Start SUPPLIED DATA

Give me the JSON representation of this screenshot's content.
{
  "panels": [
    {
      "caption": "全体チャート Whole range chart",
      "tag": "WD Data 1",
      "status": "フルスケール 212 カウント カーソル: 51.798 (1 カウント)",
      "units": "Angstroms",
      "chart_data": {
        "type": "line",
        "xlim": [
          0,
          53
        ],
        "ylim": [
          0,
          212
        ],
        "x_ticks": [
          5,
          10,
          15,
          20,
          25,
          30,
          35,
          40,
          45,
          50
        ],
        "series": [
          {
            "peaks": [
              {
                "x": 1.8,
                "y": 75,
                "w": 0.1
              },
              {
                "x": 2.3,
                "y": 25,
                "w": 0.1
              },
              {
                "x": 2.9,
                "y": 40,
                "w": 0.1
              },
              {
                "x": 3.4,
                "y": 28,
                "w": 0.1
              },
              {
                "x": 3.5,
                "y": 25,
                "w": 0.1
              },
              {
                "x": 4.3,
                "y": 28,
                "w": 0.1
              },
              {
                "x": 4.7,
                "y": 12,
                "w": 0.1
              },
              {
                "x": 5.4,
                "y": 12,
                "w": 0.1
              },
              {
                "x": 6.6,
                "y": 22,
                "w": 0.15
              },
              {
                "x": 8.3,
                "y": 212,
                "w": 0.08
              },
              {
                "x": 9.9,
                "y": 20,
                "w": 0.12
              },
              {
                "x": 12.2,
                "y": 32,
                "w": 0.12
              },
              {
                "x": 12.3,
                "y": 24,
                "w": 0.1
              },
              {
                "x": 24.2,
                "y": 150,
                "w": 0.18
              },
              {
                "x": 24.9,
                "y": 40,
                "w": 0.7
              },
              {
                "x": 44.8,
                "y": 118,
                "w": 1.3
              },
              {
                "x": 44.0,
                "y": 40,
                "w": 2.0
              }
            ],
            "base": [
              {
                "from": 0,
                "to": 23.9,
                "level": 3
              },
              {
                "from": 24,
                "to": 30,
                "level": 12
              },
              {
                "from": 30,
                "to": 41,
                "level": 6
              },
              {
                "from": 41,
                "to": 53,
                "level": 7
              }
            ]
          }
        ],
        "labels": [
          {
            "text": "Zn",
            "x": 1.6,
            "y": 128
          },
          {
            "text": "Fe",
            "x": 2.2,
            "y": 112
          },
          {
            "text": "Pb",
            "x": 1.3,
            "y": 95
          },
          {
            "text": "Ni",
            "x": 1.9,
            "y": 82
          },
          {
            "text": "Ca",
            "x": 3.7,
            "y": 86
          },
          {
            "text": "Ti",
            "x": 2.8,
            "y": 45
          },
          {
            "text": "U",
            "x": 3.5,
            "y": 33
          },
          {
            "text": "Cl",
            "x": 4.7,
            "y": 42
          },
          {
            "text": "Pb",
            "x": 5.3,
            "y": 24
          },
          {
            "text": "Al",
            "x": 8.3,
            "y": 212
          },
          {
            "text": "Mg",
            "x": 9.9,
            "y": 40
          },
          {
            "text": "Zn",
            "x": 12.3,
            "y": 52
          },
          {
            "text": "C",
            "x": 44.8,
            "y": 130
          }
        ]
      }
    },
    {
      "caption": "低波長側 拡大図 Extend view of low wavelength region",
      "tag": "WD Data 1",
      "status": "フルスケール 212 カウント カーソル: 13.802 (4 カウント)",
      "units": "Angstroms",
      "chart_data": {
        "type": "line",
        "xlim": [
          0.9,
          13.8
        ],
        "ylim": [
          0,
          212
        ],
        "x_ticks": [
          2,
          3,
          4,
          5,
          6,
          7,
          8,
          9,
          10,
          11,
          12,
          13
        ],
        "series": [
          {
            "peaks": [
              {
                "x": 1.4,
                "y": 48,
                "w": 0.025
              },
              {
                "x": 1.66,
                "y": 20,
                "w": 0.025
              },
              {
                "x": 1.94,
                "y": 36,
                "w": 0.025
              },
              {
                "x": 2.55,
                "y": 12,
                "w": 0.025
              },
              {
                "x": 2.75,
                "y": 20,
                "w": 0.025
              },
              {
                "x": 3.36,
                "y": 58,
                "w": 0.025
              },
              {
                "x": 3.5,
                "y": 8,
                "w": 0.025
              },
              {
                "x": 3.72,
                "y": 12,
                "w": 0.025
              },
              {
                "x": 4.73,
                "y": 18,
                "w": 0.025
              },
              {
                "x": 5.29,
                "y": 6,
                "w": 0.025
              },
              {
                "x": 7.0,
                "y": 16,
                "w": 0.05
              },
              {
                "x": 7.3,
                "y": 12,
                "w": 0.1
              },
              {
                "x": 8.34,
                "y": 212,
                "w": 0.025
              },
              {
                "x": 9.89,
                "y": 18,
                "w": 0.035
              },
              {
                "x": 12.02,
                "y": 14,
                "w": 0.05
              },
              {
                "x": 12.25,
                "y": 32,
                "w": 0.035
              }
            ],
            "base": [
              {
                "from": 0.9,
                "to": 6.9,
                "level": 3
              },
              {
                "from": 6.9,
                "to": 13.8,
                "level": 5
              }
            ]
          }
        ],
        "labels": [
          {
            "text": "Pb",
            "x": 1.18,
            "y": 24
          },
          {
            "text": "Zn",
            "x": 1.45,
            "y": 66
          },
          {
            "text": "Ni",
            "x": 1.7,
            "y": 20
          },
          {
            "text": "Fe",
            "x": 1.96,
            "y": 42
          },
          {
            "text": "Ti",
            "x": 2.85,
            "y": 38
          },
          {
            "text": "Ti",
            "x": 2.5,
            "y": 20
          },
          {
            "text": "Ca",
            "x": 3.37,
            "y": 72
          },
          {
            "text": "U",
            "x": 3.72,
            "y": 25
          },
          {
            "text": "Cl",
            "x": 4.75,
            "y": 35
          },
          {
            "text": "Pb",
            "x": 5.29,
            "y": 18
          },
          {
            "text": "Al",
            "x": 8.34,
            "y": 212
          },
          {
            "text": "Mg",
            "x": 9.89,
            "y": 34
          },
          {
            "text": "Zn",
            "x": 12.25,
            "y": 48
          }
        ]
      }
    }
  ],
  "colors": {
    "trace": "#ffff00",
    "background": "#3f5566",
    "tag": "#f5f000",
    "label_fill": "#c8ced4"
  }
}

End SUPPLIED DATA

All the data must be duplicated exactly, with nothing added or removed.

TASK RESPONSE:
Give me the JSON representation of this screenshot's content.
{
  "panels": [
    {
      "caption": "全体チャート Whole range chart",
      "tag": "WD Data 1",
      "status": "フルスケール 212 カウント カーソル: 51.798 (1 カウント)",
      "units": "Angstroms",
      "chart_data": {
        "type": "line",
        "xlim": [
          0,
          53
        ],
        "ylim": [
          0,
          212
        ],
        "x_ticks": [
          5,
          10,
          15,
          20,
          25,
          30,
          35,
          40,
          45,
          50
        ],
        "series": [
          {
            "peaks": [
              {
                "x": 1.8,
                "y": 75,
                "w": 0.1
              },
              {
                "x": 2.3,
                "y": 25,
                "w": 0.1
              },
              {
                "x": 2.9,
                "y": 40,
                "w": 0.1
              },
              {
                "x": 3.4,
                "y": 28,
                "w": 0.1
              },
              {
                "x": 3.5,
                "y": 25,
                "w": 0.1
              },
              {
                "x": 4.3,
                "y": 28,
                "w": 0.1
              },
              {
                "x": 4.7,
                "y": 12,
                "w": 0.1
              },
              {
                "x": 5.4,
                "y": 12,
                "w": 0.1
              },
              {
                "x": 6.6,
                "y": 22,
                "w": 0.15
              },
              {
                "x": 8.3,
                "y": 212,
                "w": 0.08
              },
              {
                "x": 9.9,
                "y": 20,
                "w": 0.12
              },
              {
                "x": 12.2,
                "y": 32,
                "w": 0.12
              },
              {
                "x": 12.3,
                "y": 24,
                "w": 0.1
              },
              {
                "x": 24.2,
                "y": 150,
                "w": 0.18
              },
              {
                "x": 24.9,
                "y": 40,
                "w": 0.7
              },
              {
                "x": 44.8,
                "y": 118,
                "w": 1.3
              },
              {
                "x": 44.0,
                "y": 40,
                "w": 2.0
              }
            ],
            "base": [
              {
                "from": 0,
                "to": 23.9,
                "level": 3
              },
              {
                "from": 24,
                "to": 30,
                "level": 12
              },
              {
                "from": 30,
                "to": 41,
                "level": 6
              },
              {
                "from": 41,
                "to": 53,
                "level": 7
              }
            ]
          }
        ],
        "labels": [
          {
            "text": "Zn",
            "x": 1.6,
            "y": 128
          },
          {
            "text": "Fe",
            "x": 2.2,
            "y": 112
          },
          {
            "text": "Pb",
            "x": 1.3,
            "y": 95
          },
          {
            "text": "Ni",
            "x": 1.9,
            "y": 82
          },
          {
            "text": "Ca",
            "x": 3.7,
            "y": 86
          },
          {
            "text": "Ti",
            "x": 2.8,
            "y": 45
          },
          {
            "text": "U",
            "x": 3.5,
            "y": 33
          },
          {
            "text": "Cl",
            "x": 4.7,
            "y": 42
          },
          {
            "text": "Pb",
            "x": 5.3,
            "y": 24
          },
          {
            "text": "Al",
            "x": 8.3,
            "y": 212
          },
          {
            "text": "Mg",
            "x": 9.9,
            "y": 40
          },
          {
            "text": "Zn",
            "x": 12.3,
            "y": 52
          },
          {
            "text": "C",
            "x": 44.8,
            "y": 130
          }
        ]
      }
    },
    {
      "caption": "低波長側 拡大図 Extend view of low wavelength region",
      "tag": "WD Data 1",
      "status": "フルスケール 212 カウント カーソル: 13.802 (4 カウント)",
      "units": "Angstroms",
      "chart_data": {
        "type": "line",
        "xlim": [
          0.9,
          13.8
        ],
        "ylim": [
          0,
          212
        ],
        "x_ticks": [
          2,
          3,
          4,
          5,
          6,
          7,
          8,
          9,
          10,
          11,
          12,
          13
        ],
        "series": [
          {
            "peaks": [
              {
                "x": 1.4,
                "y": 48,
                "w": 0.025
              },
              {
                "x": 1.66,
                "y": 20,
                "w": 0.025
              },
              {
                "x": 1.94,
                "y": 36,
                "w": 0.025
              },
              {
                "x": 2.55,
                "y": 12,
                "w": 0.025
              },
              {
                "x": 2.75,
                "y": 20,
                "w": 0.025
              },
              {
                "x": 3.36,
                "y": 58,
                "w": 0.025
              },
              {
                "x": 3.5,
                "y": 8,
                "w": 0.025
              },
              {
                "x": 3.72,
                "y": 12,
                "w": 0.025
              },
              {
                "x": 4.73,
                "y": 18,
                "w": 0.025
              },
              {
                "x": 5.29,
                "y": 6,
                "w": 0.025
              },
              {
                "x": 7.0,
                "y": 16,
                "w": 0.05
              },
              {
                "x": 7.3,
                "y": 12,
                "w": 0.1
              },
              {
                "x": 8.34,
                "y": 212,
                "w": 0.025
              },
              {
                "x": 9.89,
                "y": 18,
                "w": 0.035
              },
              {
                "x": 12.02,
                "y": 14,
                "w": 0.05
              },
              {
                "x": 12.25,
                "y": 32,
                "w": 0.035
              }
            ],
            "base": [
              {
                "from": 0.9,
                "to": 6.9,
                "level": 3
              },
              {
                "from": 6.9,
                "to": 13.8,
                "level": 5
              }
            ]
          }
        ],
        "labels": [
          {
            "text": "Pb",
            "x": 1.18,
            "y": 24
          },
          {
            "text": "Zn",
            "x": 1.45,
            "y": 66
          },
          {
            "text": "Ni",
            "x": 1.7,
            "y": 20
          },
          {
            "text": "Fe",
            "x": 1.96,
            "y": 42
          },
          {
            "text": "Ti",
            "x": 2.85,
            "y": 38
          },
          {
            "text": "Ti",
            "x": 2.5,
            "y": 20
          },
          {
            "text": "Ca",
            "x": 3.37,
            "y": 72
          },
          {
            "text": "U",
            "x": 3.72,
            "y": 25
          },
          {
            "text": "Cl",
            "x": 4.75,
            "y": 35
          },
          {
            "text": "Pb",
            "x": 5.29,
            "y": 18
          },
          {
            "text": "Al",
            "x": 8.34,
            "y": 212
          },
          {
            "text": "Mg",
            "x": 9.89,
            "y": 34
          },
          {
            "text": "Zn",
            "x": 12.25,
            "y": 48
          }
        ]
      }
    }
  ],
  "colors": {
    "trace": "#ffff00",
    "background": "#3f5566",
    "tag": "#f5f000",
    "label_fill": "#c8ced4"
  }
}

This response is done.